Instructions for the task>
Write out each record again exactly as it stands.

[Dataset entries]
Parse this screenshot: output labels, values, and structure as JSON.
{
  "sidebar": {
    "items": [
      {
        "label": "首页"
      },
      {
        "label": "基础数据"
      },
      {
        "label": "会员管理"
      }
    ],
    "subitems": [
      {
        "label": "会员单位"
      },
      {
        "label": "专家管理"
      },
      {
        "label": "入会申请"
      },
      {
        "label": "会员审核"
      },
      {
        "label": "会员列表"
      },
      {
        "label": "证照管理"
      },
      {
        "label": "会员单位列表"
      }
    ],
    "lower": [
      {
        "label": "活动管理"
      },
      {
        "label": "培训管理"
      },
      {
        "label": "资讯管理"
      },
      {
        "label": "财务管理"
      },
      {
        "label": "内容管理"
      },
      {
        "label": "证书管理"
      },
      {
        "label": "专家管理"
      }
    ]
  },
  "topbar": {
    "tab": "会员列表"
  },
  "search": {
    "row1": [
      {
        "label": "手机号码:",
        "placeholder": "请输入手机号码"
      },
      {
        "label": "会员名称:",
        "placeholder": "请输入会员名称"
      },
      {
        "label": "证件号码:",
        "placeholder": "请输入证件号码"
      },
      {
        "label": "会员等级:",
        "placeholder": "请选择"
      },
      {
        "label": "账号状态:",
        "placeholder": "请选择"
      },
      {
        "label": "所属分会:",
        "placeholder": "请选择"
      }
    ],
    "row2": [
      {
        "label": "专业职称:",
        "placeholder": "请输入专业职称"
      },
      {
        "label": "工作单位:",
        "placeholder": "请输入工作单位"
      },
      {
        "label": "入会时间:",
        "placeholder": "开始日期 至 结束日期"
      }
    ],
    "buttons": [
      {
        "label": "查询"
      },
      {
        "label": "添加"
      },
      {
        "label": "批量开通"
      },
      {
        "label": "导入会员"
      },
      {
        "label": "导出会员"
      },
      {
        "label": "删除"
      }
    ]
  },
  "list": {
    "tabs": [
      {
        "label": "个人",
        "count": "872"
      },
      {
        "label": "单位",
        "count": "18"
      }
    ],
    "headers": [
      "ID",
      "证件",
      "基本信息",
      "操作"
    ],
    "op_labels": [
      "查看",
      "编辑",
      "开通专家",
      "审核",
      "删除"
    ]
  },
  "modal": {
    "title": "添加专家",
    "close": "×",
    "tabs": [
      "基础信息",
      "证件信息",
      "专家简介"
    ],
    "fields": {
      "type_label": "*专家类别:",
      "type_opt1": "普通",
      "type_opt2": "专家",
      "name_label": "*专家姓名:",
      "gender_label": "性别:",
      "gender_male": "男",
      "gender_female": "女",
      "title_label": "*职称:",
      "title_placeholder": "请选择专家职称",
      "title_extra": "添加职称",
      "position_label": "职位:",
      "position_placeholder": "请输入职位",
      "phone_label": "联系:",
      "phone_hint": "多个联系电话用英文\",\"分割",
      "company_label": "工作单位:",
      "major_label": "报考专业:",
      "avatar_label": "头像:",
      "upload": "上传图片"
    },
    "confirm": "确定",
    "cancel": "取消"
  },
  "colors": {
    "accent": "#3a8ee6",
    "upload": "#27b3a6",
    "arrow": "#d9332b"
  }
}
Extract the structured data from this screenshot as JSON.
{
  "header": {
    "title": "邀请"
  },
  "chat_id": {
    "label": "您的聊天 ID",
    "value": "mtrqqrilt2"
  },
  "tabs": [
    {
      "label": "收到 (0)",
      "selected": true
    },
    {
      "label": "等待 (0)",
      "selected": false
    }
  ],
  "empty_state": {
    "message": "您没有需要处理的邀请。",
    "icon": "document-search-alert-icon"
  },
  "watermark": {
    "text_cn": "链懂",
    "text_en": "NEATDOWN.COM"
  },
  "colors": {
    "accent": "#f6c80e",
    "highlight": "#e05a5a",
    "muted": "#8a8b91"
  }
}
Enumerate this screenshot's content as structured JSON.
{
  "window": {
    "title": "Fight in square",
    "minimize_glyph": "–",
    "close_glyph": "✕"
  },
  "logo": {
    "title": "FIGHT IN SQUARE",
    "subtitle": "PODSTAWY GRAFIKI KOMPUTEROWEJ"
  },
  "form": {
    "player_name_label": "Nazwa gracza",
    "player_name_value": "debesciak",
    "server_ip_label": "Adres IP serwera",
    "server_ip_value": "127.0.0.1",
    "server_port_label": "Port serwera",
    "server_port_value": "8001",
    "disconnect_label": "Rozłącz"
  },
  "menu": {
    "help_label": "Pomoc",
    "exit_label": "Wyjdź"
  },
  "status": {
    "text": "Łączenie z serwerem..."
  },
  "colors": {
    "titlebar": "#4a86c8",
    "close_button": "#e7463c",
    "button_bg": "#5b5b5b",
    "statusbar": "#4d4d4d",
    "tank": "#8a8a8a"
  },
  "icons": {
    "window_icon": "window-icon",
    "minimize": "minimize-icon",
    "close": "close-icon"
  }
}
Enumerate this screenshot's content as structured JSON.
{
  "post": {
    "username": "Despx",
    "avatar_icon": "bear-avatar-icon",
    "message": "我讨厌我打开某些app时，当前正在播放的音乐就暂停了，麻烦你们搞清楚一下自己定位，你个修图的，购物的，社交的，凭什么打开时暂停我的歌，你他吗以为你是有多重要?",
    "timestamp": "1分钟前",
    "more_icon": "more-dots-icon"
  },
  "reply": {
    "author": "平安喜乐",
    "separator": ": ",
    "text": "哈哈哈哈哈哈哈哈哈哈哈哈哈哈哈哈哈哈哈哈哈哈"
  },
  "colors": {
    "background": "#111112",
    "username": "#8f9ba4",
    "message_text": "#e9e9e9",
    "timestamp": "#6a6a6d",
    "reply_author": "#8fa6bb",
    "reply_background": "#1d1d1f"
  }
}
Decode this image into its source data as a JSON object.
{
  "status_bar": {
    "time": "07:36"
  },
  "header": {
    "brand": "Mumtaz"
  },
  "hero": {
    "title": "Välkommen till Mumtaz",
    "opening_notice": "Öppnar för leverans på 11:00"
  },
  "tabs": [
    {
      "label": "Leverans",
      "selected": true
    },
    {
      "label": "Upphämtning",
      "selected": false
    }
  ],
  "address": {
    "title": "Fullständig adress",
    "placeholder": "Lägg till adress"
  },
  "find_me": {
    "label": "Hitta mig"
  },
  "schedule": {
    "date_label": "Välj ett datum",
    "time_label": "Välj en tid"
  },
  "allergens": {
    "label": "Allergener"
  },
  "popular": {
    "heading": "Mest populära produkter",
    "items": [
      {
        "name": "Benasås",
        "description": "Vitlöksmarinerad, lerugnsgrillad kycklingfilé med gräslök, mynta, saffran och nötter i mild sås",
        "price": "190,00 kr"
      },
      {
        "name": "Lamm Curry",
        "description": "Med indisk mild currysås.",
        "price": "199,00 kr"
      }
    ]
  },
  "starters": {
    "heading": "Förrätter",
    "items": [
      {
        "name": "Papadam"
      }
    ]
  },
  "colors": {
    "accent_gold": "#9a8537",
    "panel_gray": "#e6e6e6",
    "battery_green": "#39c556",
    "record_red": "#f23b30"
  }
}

Solution below>
Parse this screenshot: output labels, values, and structure as JSON.
{
  "sidebar": {
    "items": [
      {
        "label": "首页"
      },
      {
        "label": "基础数据"
      },
      {
        "label": "会员管理"
      }
    ],
    "subitems": [
      {
        "label": "会员单位"
      },
      {
        "label": "专家管理"
      },
      {
        "label": "入会申请"
      },
      {
        "label": "会员审核"
      },
      {
        "label": "会员列表"
      },
      {
        "label": "证照管理"
      },
      {
        "label": "会员单位列表"
      }
    ],
    "lower": [
      {
        "label": "活动管理"
      },
      {
        "label": "培训管理"
      },
      {
        "label": "资讯管理"
      },
      {
        "label": "财务管理"
      },
      {
        "label": "内容管理"
      },
      {
        "label": "证书管理"
      },
      {
        "label": "专家管理"
      }
    ]
  },
  "topbar": {
    "tab": "会员列表"
  },
  "search": {
    "row1": [
      {
        "label": "手机号码:",
        "placeholder": "请输入手机号码"
      },
      {
        "label": "会员名称:",
        "placeholder": "请输入会员名称"
      },
      {
        "label": "证件号码:",
        "placeholder": "请输入证件号码"
      },
      {
        "label": "会员等级:",
        "placeholder": "请选择"
      },
      {
        "label": "账号状态:",
        "placeholder": "请选择"
      },
      {
        "label": "所属分会:",
        "placeholder": "请选择"
      }
    ],
    "row2": [
      {
        "label": "专业职称:",
        "placeholder": "请输入专业职称"
      },
      {
        "label": "工作单位:",
        "placeholder": "请输入工作单位"
      },
      {
        "label": "入会时间:",
        "placeholder": "开始日期 至 结束日期"
      }
    ],
    "buttons": [
      {
        "label": "查询"
      },
      {
        "label": "添加"
      },
      {
        "label": "批量开通"
      },
      {
        "label": "导入会员"
      },
      {
        "label": "导出会员"
      },
      {
        "label": "删除"
      }
    ]
  },
  "list": {
    "tabs": [
      {
        "label": "个人",
        "count": "872"
      },
      {
        "label": "单位",
        "count": "18"
      }
    ],
    "headers": [
      "ID",
      "证件",
      "基本信息",
      "操作"
    ],
    "op_labels": [
      "查看",
      "编辑",
      "开通专家",
      "审核",
      "删除"
    ]
  },
  "modal": {
    "title": "添加专家",
    "close": "×",
    "tabs": [
      "基础信息",
      "证件信息",
      "专家简介"
    ],
    "fields": {
      "type_label": "*专家类别:",
      "type_opt1": "普通",
      "type_opt2": "专家",
      "name_label": "*专家姓名:",
      "gender_label": "性别:",
      "gender_male": "男",
      "gender_female": "女",
      "title_label": "*职称:",
      "title_placeholder": "请选择专家职称",
      "title_extra": "添加职称",
      "position_label": "职位:",
      "position_placeholder": "请输入职位",
      "phone_label": "联系:",
      "phone_hint": "多个联系电话用英文\",\"分割",
      "company_label": "工作单位:",
      "major_label": "报考专业:",
      "avatar_label": "头像:",
      "upload": "上传图片"
    },
    "confirm": "确定",
    "cancel": "取消"
  },
  "colors": {
    "accent": "#3a8ee6",
    "upload": "#27b3a6",
    "arrow": "#d9332b"
  }
}
Extract the structured data from this screenshot as JSON.
{
  "header": {
    "title": "邀请"
  },
  "chat_id": {
    "label": "您的聊天 ID",
    "value": "mtrqqrilt2"
  },
  "tabs": [
    {
      "label": "收到 (0)",
      "selected": true
    },
    {
      "label": "等待 (0)",
      "selected": false
    }
  ],
  "empty_state": {
    "message": "您没有需要处理的邀请。",
    "icon": "document-search-alert-icon"
  },
  "watermark": {
    "text_cn": "链懂",
    "text_en": "NEATDOWN.COM"
  },
  "colors": {
    "accent": "#f6c80e",
    "highlight": "#e05a5a",
    "muted": "#8a8b91"
  }
}
Enumerate this screenshot's content as structured JSON.
{
  "window": {
    "title": "Fight in square",
    "minimize_glyph": "–",
    "close_glyph": "✕"
  },
  "logo": {
    "title": "FIGHT IN SQUARE",
    "subtitle": "PODSTAWY GRAFIKI KOMPUTEROWEJ"
  },
  "form": {
    "player_name_label": "Nazwa gracza",
    "player_name_value": "debesciak",
    "server_ip_label": "Adres IP serwera",
    "server_ip_value": "127.0.0.1",
    "server_port_label": "Port serwera",
    "server_port_value": "8001",
    "disconnect_label": "Rozłącz"
  },
  "menu": {
    "help_label": "Pomoc",
    "exit_label": "Wyjdź"
  },
  "status": {
    "text": "Łączenie z serwerem..."
  },
  "colors": {
    "titlebar": "#4a86c8",
    "close_button": "#e7463c",
    "button_bg": "#5b5b5b",
    "statusbar": "#4d4d4d",
    "tank": "#8a8a8a"
  },
  "icons": {
    "window_icon": "window-icon",
    "minimize": "minimize-icon",
    "close": "close-icon"
  }
}
Enumerate this screenshot's content as structured JSON.
{
  "post": {
    "username": "Despx",
    "avatar_icon": "bear-avatar-icon",
    "message": "我讨厌我打开某些app时，当前正在播放的音乐就暂停了，麻烦你们搞清楚一下自己定位，你个修图的，购物的，社交的，凭什么打开时暂停我的歌，你他吗以为你是有多重要?",
    "timestamp": "1分钟前",
    "more_icon": "more-dots-icon"
  },
  "reply": {
    "author": "平安喜乐",
    "separator": ": ",
    "text": "哈哈哈哈哈哈哈哈哈哈哈哈哈哈哈哈哈哈哈哈哈哈"
  },
  "colors": {
    "background": "#111112",
    "username": "#8f9ba4",
    "message_text": "#e9e9e9",
    "timestamp": "#6a6a6d",
    "reply_author": "#8fa6bb",
    "reply_background": "#1d1d1f"
  }
}
Decode this image into its source data as a JSON object.
{
  "status_bar": {
    "time": "07:36"
  },
  "header": {
    "brand": "Mumtaz"
  },
  "hero": {
    "title": "Välkommen till Mumtaz",
    "opening_notice": "Öppnar för leverans på 11:00"
  },
  "tabs": [
    {
      "label": "Leverans",
      "selected": true
    },
    {
      "label": "Upphämtning",
      "selected": false
    }
  ],
  "address": {
    "title": "Fullständig adress",
    "placeholder": "Lägg till adress"
  },
  "find_me": {
    "label": "Hitta mig"
  },
  "schedule": {
    "date_label": "Välj ett datum",
    "time_label": "Välj en tid"
  },
  "allergens": {
    "label": "Allergener"
  },
  "popular": {
    "heading": "Mest populära produkter",
    "items": [
      {
        "name": "Benasås",
        "description": "Vitlöksmarinerad, lerugnsgrillad kycklingfilé med gräslök, mynta, saffran och nötter i mild sås",
        "price": "190,00 kr"
      },
      {
        "name": "Lamm Curry",
        "description": "Med indisk mild currysås.",
        "price": "199,00 kr"
      }
    ]
  },
  "starters": {
    "heading": "Förrätter",
    "items": [
      {
        "name": "Papadam"
      }
    ]
  },
  "colors": {
    "accent_gold": "#9a8537",
    "panel_gray": "#e6e6e6",
    "battery_green": "#39c556",
    "record_red": "#f23b30"
  }
}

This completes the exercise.